● **Prompt**:
Exactly as given, repeat all of the entries.

_ _ _ _

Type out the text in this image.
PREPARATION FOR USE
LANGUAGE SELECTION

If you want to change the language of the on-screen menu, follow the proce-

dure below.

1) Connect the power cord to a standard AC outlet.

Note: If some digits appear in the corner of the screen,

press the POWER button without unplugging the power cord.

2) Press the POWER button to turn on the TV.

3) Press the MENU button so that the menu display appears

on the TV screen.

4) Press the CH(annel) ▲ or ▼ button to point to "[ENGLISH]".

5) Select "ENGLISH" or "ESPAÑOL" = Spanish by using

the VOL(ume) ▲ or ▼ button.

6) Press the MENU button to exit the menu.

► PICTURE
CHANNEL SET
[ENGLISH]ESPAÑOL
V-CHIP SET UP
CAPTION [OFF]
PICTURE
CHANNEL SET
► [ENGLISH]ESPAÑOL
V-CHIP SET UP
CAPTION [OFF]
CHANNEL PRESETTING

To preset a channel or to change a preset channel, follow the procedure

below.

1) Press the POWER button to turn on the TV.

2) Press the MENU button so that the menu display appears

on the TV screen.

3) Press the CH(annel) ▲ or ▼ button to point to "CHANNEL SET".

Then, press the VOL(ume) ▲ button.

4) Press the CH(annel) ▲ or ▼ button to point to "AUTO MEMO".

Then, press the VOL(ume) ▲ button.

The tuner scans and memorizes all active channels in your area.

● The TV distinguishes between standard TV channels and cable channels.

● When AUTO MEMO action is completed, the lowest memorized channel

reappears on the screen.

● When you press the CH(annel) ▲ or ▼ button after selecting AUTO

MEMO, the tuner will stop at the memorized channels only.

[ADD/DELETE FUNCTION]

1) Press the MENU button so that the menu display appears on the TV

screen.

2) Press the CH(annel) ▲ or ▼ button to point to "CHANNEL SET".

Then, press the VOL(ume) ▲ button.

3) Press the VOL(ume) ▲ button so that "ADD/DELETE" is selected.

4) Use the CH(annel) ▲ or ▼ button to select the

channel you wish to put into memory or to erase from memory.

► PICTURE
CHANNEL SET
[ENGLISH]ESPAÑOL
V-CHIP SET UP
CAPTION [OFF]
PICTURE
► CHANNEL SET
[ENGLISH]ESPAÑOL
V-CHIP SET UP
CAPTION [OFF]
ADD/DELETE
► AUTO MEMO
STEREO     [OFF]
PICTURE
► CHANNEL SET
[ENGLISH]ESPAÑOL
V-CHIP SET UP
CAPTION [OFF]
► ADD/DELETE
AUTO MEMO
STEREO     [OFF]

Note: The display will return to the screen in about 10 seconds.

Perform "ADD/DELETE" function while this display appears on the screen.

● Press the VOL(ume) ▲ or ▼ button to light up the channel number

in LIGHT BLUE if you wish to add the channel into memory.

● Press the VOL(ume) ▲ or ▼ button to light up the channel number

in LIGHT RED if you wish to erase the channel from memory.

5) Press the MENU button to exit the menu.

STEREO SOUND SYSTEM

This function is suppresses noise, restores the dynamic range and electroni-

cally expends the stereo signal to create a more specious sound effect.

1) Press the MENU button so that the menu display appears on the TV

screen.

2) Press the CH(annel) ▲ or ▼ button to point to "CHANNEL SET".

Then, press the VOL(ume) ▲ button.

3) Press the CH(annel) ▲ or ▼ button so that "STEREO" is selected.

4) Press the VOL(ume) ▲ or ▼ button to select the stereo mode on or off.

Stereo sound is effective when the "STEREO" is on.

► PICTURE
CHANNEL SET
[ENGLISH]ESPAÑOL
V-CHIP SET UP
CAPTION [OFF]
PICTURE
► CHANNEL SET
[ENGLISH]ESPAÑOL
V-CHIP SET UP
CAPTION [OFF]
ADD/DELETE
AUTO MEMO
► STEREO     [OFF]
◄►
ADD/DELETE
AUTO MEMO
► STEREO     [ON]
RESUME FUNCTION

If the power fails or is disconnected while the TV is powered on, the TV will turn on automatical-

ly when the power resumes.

_ _ _ _

● **Solution to this exercise**:
Type out the text in this image.
PREPARATION FOR USE
LANGUAGE SELECTION

If you want to change the language of the on-screen menu, follow the proce-

dure below.

1) Connect the power cord to a standard AC outlet.

Note: If some digits appear in the corner of the screen,

press the POWER button without unplugging the power cord.

2) Press the POWER button to turn on the TV.

3) Press the MENU button so that the menu display appears

on the TV screen.

4) Press the CH(annel) ▲ or ▼ button to point to "[ENGLISH]".

5) Select "ENGLISH" or "ESPAÑOL" = Spanish by using

the VOL(ume) ▲ or ▼ button.

6) Press the MENU button to exit the menu.

► PICTURE
CHANNEL SET
[ENGLISH]ESPAÑOL
V-CHIP SET UP
CAPTION [OFF]
PICTURE
CHANNEL SET
► [ENGLISH]ESPAÑOL
V-CHIP SET UP
CAPTION [OFF]
CHANNEL PRESETTING

To preset a channel or to change a preset channel, follow the procedure

below.

1) Press the POWER button to turn on the TV.

2) Press the MENU button so that the menu display appears

on the TV screen.

3) Press the CH(annel) ▲ or ▼ button to point to "CHANNEL SET".

Then, press the VOL(ume) ▲ button.

4) Press the CH(annel) ▲ or ▼ button to point to "AUTO MEMO".

Then, press the VOL(ume) ▲ button.

The tuner scans and memorizes all active channels in your area.

● The TV distinguishes between standard TV channels and cable channels.

● When AUTO MEMO action is completed, the lowest memorized channel

reappears on the screen.

● When you press the CH(annel) ▲ or ▼ button after selecting AUTO

MEMO, the tuner will stop at the memorized channels only.

[ADD/DELETE FUNCTION]

1) Press the MENU button so that the menu display appears on the TV

screen.

2) Press the CH(annel) ▲ or ▼ button to point to "CHANNEL SET".

Then, press the VOL(ume) ▲ button.

3) Press the VOL(ume) ▲ button so that "ADD/DELETE" is selected.

4) Use the CH(annel) ▲ or ▼ button to select the

channel you wish to put into memory or to erase from memory.

► PICTURE
CHANNEL SET
[ENGLISH]ESPAÑOL
V-CHIP SET UP
CAPTION [OFF]
PICTURE
► CHANNEL SET
[ENGLISH]ESPAÑOL
V-CHIP SET UP
CAPTION [OFF]
ADD/DELETE
► AUTO MEMO
STEREO     [OFF]
PICTURE
► CHANNEL SET
[ENGLISH]ESPAÑOL
V-CHIP SET UP
CAPTION [OFF]
► ADD/DELETE
AUTO MEMO
STEREO     [OFF]

Note: The display will return to the screen in about 10 seconds.

Perform "ADD/DELETE" function while this display appears on the screen.

● Press the VOL(ume) ▲ or ▼ button to light up the channel number

in LIGHT BLUE if you wish to add the channel into memory.

● Press the VOL(ume) ▲ or ▼ button to light up the channel number

in LIGHT RED if you wish to erase the channel from memory.

5) Press the MENU button to exit the menu.

STEREO SOUND SYSTEM

This function is suppresses noise, restores the dynamic range and electroni-

cally expends the stereo signal to create a more specious sound effect.

1) Press the MENU button so that the menu display appears on the TV

screen.

2) Press the CH(annel) ▲ or ▼ button to point to "CHANNEL SET".

Then, press the VOL(ume) ▲ button.

3) Press the CH(annel) ▲ or ▼ button so that "STEREO" is selected.

4) Press the VOL(ume) ▲ or ▼ button to select the stereo mode on or off.

Stereo sound is effective when the "STEREO" is on.

► PICTURE
CHANNEL SET
[ENGLISH]ESPAÑOL
V-CHIP SET UP
CAPTION [OFF]
PICTURE
► CHANNEL SET
[ENGLISH]ESPAÑOL
V-CHIP SET UP
CAPTION [OFF]
ADD/DELETE
AUTO MEMO
► STEREO     [OFF]
◄►
ADD/DELETE
AUTO MEMO
► STEREO     [ON]
RESUME FUNCTION

If the power fails or is disconnected while the TV is powered on, the TV will turn on automatical-

ly when the power resumes.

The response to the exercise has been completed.